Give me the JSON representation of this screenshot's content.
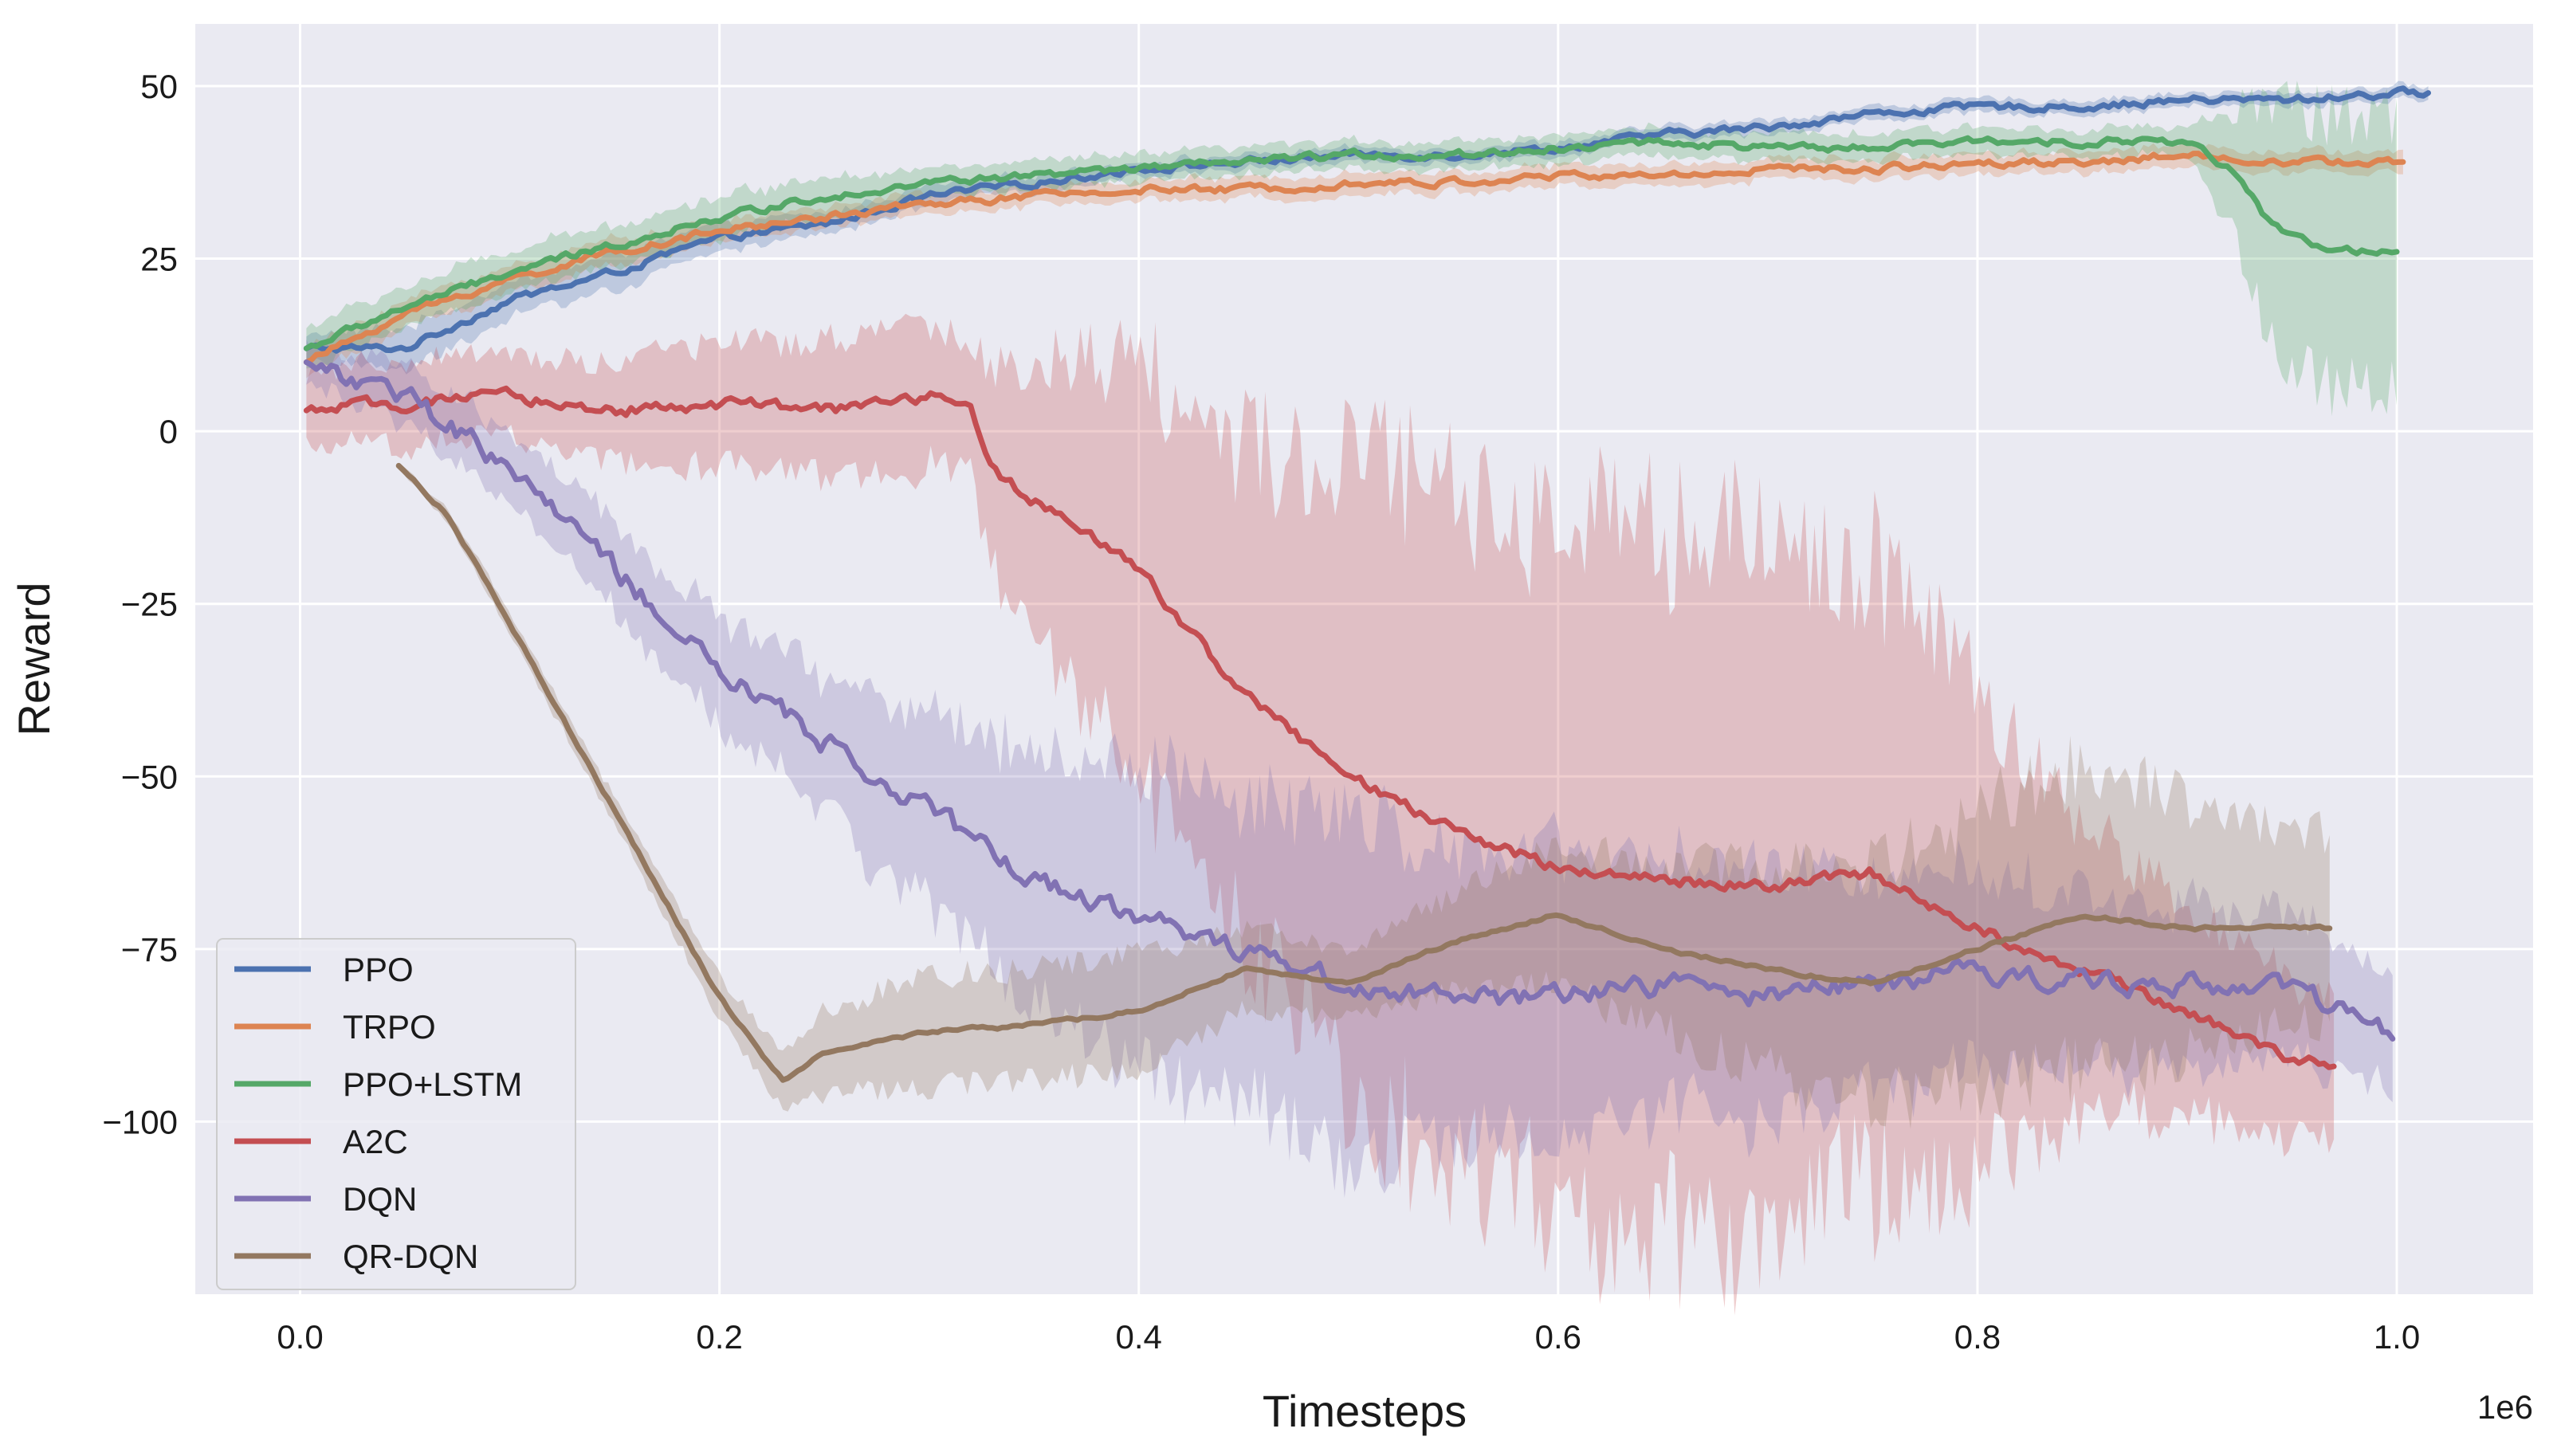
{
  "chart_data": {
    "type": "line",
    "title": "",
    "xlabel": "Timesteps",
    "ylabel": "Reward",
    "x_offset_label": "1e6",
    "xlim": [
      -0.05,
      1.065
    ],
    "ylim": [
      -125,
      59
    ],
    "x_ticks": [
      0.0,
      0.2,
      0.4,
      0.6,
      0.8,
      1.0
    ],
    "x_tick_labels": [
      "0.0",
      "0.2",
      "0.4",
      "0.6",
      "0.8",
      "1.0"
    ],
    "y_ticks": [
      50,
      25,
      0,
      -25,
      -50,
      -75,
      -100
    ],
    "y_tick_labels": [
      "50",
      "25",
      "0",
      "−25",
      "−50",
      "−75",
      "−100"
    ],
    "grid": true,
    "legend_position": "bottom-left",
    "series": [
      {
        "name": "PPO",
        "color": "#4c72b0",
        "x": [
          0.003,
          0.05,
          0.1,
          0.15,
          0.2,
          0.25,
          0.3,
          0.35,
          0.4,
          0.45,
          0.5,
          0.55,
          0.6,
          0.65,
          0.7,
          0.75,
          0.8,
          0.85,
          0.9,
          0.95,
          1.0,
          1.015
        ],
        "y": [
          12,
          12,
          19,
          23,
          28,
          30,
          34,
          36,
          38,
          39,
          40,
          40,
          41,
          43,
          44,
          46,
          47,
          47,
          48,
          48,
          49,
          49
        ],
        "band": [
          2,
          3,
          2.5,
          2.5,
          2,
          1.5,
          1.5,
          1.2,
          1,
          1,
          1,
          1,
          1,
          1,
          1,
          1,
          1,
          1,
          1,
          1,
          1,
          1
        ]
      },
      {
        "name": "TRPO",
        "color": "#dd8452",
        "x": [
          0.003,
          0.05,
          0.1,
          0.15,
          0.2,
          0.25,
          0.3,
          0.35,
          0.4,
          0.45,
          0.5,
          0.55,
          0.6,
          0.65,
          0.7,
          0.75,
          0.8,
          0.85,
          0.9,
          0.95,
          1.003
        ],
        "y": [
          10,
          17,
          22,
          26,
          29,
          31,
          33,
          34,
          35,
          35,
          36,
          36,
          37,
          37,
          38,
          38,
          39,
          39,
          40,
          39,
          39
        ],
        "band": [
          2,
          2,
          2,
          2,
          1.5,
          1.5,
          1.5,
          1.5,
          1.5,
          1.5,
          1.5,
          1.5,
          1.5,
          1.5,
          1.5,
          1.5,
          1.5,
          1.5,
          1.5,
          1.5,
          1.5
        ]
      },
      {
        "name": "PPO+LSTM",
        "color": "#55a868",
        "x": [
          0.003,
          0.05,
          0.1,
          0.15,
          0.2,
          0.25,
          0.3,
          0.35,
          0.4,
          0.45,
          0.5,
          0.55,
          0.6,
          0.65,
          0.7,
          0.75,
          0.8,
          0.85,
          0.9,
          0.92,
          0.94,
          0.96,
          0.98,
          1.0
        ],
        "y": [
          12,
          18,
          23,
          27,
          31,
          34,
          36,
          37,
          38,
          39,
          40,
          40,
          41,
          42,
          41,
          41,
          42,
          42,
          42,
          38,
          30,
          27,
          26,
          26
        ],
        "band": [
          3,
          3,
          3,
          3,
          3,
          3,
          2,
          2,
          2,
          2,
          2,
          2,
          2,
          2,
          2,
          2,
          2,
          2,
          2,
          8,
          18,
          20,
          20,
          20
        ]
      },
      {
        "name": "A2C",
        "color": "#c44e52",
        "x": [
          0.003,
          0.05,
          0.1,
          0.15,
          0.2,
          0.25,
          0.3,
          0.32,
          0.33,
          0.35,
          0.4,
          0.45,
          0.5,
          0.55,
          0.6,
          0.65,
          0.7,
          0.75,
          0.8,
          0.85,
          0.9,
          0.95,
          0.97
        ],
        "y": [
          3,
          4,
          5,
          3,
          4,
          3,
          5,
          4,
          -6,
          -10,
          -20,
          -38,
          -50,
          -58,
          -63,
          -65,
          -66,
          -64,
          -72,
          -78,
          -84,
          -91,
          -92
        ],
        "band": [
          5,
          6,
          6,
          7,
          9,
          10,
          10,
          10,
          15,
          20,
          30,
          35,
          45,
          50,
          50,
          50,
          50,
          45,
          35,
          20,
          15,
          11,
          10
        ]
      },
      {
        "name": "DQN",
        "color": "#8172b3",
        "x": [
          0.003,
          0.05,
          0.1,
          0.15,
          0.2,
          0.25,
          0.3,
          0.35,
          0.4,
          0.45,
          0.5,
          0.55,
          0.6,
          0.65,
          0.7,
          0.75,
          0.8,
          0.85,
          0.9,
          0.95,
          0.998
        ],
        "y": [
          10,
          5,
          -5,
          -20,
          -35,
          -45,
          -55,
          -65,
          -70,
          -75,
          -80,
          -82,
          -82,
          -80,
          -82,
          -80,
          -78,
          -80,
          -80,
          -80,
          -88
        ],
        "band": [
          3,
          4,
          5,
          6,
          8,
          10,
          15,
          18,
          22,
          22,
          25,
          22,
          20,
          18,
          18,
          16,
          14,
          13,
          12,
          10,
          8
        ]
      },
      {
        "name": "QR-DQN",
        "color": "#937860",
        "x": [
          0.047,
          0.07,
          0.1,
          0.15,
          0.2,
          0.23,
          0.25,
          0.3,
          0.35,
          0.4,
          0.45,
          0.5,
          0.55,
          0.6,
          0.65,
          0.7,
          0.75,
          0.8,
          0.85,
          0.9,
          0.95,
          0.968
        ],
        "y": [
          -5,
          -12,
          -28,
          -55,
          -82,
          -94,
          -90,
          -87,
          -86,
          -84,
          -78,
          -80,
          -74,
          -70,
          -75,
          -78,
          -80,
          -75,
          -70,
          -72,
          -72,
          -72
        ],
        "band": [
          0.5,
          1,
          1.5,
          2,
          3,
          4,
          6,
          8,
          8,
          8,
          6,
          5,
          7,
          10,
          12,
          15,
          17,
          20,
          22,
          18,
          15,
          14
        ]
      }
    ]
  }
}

**Task details**
Without including the pictures, return each record above exactly as it stands.

**Exercise result**
Give me the JSON representation of this screenshot's content.
{
  "chart_data": {
    "type": "line",
    "title": "",
    "xlabel": "Timesteps",
    "ylabel": "Reward",
    "x_offset_label": "1e6",
    "xlim": [
      -0.05,
      1.065
    ],
    "ylim": [
      -125,
      59
    ],
    "x_ticks": [
      0.0,
      0.2,
      0.4,
      0.6,
      0.8,
      1.0
    ],
    "x_tick_labels": [
      "0.0",
      "0.2",
      "0.4",
      "0.6",
      "0.8",
      "1.0"
    ],
    "y_ticks": [
      50,
      25,
      0,
      -25,
      -50,
      -75,
      -100
    ],
    "y_tick_labels": [
      "50",
      "25",
      "0",
      "−25",
      "−50",
      "−75",
      "−100"
    ],
    "grid": true,
    "legend_position": "bottom-left",
    "series": [
      {
        "name": "PPO",
        "color": "#4c72b0",
        "x": [
          0.003,
          0.05,
          0.1,
          0.15,
          0.2,
          0.25,
          0.3,
          0.35,
          0.4,
          0.45,
          0.5,
          0.55,
          0.6,
          0.65,
          0.7,
          0.75,
          0.8,
          0.85,
          0.9,
          0.95,
          1.0,
          1.015
        ],
        "y": [
          12,
          12,
          19,
          23,
          28,
          30,
          34,
          36,
          38,
          39,
          40,
          40,
          41,
          43,
          44,
          46,
          47,
          47,
          48,
          48,
          49,
          49
        ],
        "band": [
          2,
          3,
          2.5,
          2.5,
          2,
          1.5,
          1.5,
          1.2,
          1,
          1,
          1,
          1,
          1,
          1,
          1,
          1,
          1,
          1,
          1,
          1,
          1,
          1
        ]
      },
      {
        "name": "TRPO",
        "color": "#dd8452",
        "x": [
          0.003,
          0.05,
          0.1,
          0.15,
          0.2,
          0.25,
          0.3,
          0.35,
          0.4,
          0.45,
          0.5,
          0.55,
          0.6,
          0.65,
          0.7,
          0.75,
          0.8,
          0.85,
          0.9,
          0.95,
          1.003
        ],
        "y": [
          10,
          17,
          22,
          26,
          29,
          31,
          33,
          34,
          35,
          35,
          36,
          36,
          37,
          37,
          38,
          38,
          39,
          39,
          40,
          39,
          39
        ],
        "band": [
          2,
          2,
          2,
          2,
          1.5,
          1.5,
          1.5,
          1.5,
          1.5,
          1.5,
          1.5,
          1.5,
          1.5,
          1.5,
          1.5,
          1.5,
          1.5,
          1.5,
          1.5,
          1.5,
          1.5
        ]
      },
      {
        "name": "PPO+LSTM",
        "color": "#55a868",
        "x": [
          0.003,
          0.05,
          0.1,
          0.15,
          0.2,
          0.25,
          0.3,
          0.35,
          0.4,
          0.45,
          0.5,
          0.55,
          0.6,
          0.65,
          0.7,
          0.75,
          0.8,
          0.85,
          0.9,
          0.92,
          0.94,
          0.96,
          0.98,
          1.0
        ],
        "y": [
          12,
          18,
          23,
          27,
          31,
          34,
          36,
          37,
          38,
          39,
          40,
          40,
          41,
          42,
          41,
          41,
          42,
          42,
          42,
          38,
          30,
          27,
          26,
          26
        ],
        "band": [
          3,
          3,
          3,
          3,
          3,
          3,
          2,
          2,
          2,
          2,
          2,
          2,
          2,
          2,
          2,
          2,
          2,
          2,
          2,
          8,
          18,
          20,
          20,
          20
        ]
      },
      {
        "name": "A2C",
        "color": "#c44e52",
        "x": [
          0.003,
          0.05,
          0.1,
          0.15,
          0.2,
          0.25,
          0.3,
          0.32,
          0.33,
          0.35,
          0.4,
          0.45,
          0.5,
          0.55,
          0.6,
          0.65,
          0.7,
          0.75,
          0.8,
          0.85,
          0.9,
          0.95,
          0.97
        ],
        "y": [
          3,
          4,
          5,
          3,
          4,
          3,
          5,
          4,
          -6,
          -10,
          -20,
          -38,
          -50,
          -58,
          -63,
          -65,
          -66,
          -64,
          -72,
          -78,
          -84,
          -91,
          -92
        ],
        "band": [
          5,
          6,
          6,
          7,
          9,
          10,
          10,
          10,
          15,
          20,
          30,
          35,
          45,
          50,
          50,
          50,
          50,
          45,
          35,
          20,
          15,
          11,
          10
        ]
      },
      {
        "name": "DQN",
        "color": "#8172b3",
        "x": [
          0.003,
          0.05,
          0.1,
          0.15,
          0.2,
          0.25,
          0.3,
          0.35,
          0.4,
          0.45,
          0.5,
          0.55,
          0.6,
          0.65,
          0.7,
          0.75,
          0.8,
          0.85,
          0.9,
          0.95,
          0.998
        ],
        "y": [
          10,
          5,
          -5,
          -20,
          -35,
          -45,
          -55,
          -65,
          -70,
          -75,
          -80,
          -82,
          -82,
          -80,
          -82,
          -80,
          -78,
          -80,
          -80,
          -80,
          -88
        ],
        "band": [
          3,
          4,
          5,
          6,
          8,
          10,
          15,
          18,
          22,
          22,
          25,
          22,
          20,
          18,
          18,
          16,
          14,
          13,
          12,
          10,
          8
        ]
      },
      {
        "name": "QR-DQN",
        "color": "#937860",
        "x": [
          0.047,
          0.07,
          0.1,
          0.15,
          0.2,
          0.23,
          0.25,
          0.3,
          0.35,
          0.4,
          0.45,
          0.5,
          0.55,
          0.6,
          0.65,
          0.7,
          0.75,
          0.8,
          0.85,
          0.9,
          0.95,
          0.968
        ],
        "y": [
          -5,
          -12,
          -28,
          -55,
          -82,
          -94,
          -90,
          -87,
          -86,
          -84,
          -78,
          -80,
          -74,
          -70,
          -75,
          -78,
          -80,
          -75,
          -70,
          -72,
          -72,
          -72
        ],
        "band": [
          0.5,
          1,
          1.5,
          2,
          3,
          4,
          6,
          8,
          8,
          8,
          6,
          5,
          7,
          10,
          12,
          15,
          17,
          20,
          22,
          18,
          15,
          14
        ]
      }
    ]
  }
}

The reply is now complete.